— START Document passage —

The Supreme Administrative Court recently dealt with yet another transfer-pricing case. The dispute involved the entitlement of a toll manufacturer to report losses due to unfavourable developments in the target market.

The controlled entity manufactured cables using raw materials provided by the parent company and, according to the transfer-pricing documentation, operated as its detached manufacturing plant. The transfer price was set as the price per minute of manufacturing service and the transfer price was updated every six months. In 2008, the manufacturer incurred a loss due to a significant drop in the production volume.

The tax administrator levied additional tax onto the entity as a percentage of actually incurred costs, using the tax administration’s own Amadeus-based comparative analysis. The administrator did not acknowledge the drop in output as an argument, claiming that the manufacturer did not control the utilisation of its production capacity. Moreover, the documentation explicitly stated that the “detached manufacturing plants do not bear any other risks but those linked to their production function”.

The Supreme Administrative Court confirmed the legitimacy of the profit adjustment by the tax administrator (5 Afs 194/2015). According to underlying documentation submitted by the manufacturer during the tax inspection, the cost plus method should have been applied, taking into account all production costs. According to the court, it was appropriate to remunerate the total production activity.

— END Document passage —

Work to do
a – Check each statement against the transfer-pricing case summary. For each, answer yes or no and quote the deciding words of the summary. (i) The transfer price was updated once a year. (ii) The tax administrator relied on its own Amadeus-based comparative analysis. (iii) The Supreme Administrative Court overturned the tax administrator's profit adjustment.
b – Write the next part of the transfer-pricing case summary, picking up right after its last sentence.

— START Data supplied —

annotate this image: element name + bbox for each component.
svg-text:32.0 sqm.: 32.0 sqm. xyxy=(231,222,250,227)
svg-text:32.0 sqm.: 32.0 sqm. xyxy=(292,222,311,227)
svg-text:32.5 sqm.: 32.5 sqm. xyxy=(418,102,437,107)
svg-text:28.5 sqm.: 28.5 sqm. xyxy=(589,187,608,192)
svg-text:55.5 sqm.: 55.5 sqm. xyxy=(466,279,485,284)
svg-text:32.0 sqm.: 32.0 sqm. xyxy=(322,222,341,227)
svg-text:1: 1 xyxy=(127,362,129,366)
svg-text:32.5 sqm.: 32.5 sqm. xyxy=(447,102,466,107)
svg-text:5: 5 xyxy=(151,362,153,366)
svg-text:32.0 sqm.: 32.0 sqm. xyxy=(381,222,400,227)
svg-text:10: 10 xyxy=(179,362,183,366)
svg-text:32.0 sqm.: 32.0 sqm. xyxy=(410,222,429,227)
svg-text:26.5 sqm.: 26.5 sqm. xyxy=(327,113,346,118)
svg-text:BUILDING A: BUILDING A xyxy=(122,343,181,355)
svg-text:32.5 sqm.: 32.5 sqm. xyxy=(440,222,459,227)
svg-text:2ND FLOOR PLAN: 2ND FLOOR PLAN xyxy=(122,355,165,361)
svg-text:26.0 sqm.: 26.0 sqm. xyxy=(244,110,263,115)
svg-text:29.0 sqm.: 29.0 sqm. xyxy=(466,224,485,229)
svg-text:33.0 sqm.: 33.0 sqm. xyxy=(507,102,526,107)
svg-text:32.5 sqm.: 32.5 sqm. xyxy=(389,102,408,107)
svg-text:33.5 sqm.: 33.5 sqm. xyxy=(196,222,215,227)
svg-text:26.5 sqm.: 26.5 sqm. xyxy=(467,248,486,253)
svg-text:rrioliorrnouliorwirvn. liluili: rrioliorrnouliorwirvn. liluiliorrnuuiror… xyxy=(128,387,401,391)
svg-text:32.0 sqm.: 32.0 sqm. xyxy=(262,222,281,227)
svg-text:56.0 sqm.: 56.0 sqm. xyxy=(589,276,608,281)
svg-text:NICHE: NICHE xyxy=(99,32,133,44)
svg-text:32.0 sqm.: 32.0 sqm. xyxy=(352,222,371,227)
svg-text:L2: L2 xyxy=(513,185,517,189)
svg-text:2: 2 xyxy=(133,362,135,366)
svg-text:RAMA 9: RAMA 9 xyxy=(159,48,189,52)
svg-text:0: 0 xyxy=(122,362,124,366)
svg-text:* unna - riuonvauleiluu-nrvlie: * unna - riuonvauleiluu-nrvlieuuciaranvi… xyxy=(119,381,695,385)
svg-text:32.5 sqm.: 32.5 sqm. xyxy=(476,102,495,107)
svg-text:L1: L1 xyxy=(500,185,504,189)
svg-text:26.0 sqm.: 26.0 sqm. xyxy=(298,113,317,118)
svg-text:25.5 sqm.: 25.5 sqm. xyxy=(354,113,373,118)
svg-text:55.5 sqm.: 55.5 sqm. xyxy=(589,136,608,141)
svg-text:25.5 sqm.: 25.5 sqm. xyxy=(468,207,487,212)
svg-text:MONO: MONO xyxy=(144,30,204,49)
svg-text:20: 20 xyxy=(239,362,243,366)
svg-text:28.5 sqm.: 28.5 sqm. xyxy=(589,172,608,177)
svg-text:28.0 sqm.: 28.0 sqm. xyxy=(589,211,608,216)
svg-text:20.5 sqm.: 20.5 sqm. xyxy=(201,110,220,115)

— END Data supplied —

The responses
a –
(i) No: "the transfer price was updated every six months"
(ii) Yes: "using the tax administration’s own Amadeus-based comparative analysis"
(iii) No: "The Supreme Administrative Court confirmed the legitimacy of the profit adjustment by the tax administrator"

b –
What is positive about the tax administrator’s approach is that it compares the Czech manufacturer’s profitability against the lowest values of profitability for entities selected within a comparative analysis. Negative is that the tax administrators did not deal in much detail with the activities that were in fact carried out by the companies being benchmarked and relied solely on the provided code of classification of economic activities.

The decision is a confirmation of the tax administrator’s consistent long-term approach towards companies whose functions are significantly restricted, particularly when such a fact also emerges from the presented transfer-pricing documentation.

We expect that the decision will back tax administrators and that loss-making companies operating as contract manufacturers or toll manufacturers will continue being easy prey for the tax administrator in the future. Timely and diligent preparation for a transfer pricing inspection as well as consistent argumentation to support any losses is therefore highly recommendable.